### Exercise brief
In the data below, find each line containing the string "JSON" and return it.

Dataset items

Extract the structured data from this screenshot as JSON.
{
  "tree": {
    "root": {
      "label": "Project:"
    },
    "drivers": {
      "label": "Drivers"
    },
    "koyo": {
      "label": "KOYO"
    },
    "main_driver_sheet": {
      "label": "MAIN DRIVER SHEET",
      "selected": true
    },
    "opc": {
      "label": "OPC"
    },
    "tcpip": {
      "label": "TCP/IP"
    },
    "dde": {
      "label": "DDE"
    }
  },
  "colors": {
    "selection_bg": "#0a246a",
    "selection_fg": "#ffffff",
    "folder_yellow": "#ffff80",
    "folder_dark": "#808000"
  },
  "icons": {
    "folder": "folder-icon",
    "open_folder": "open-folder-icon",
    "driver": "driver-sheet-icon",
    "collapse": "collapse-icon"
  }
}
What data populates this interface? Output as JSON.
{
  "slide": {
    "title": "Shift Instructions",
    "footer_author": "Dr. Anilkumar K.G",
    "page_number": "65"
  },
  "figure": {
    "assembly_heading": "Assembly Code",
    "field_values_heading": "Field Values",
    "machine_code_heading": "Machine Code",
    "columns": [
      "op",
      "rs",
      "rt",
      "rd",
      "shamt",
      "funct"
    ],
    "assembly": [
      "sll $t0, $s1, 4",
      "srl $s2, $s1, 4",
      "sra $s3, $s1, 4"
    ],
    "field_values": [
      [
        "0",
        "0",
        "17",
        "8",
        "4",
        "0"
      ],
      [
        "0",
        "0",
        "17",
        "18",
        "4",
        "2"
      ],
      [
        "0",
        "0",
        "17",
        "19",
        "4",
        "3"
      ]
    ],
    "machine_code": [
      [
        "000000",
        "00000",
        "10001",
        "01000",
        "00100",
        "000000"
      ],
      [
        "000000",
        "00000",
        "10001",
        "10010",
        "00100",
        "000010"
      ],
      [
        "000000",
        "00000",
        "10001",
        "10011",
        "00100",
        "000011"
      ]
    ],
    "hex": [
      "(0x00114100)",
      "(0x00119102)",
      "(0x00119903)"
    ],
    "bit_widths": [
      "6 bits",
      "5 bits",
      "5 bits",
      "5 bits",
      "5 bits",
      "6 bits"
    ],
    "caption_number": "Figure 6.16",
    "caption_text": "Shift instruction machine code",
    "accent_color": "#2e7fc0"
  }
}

### Written response
Extract the structured data from this screenshot as JSON.
What data populates this interface? Output as JSON.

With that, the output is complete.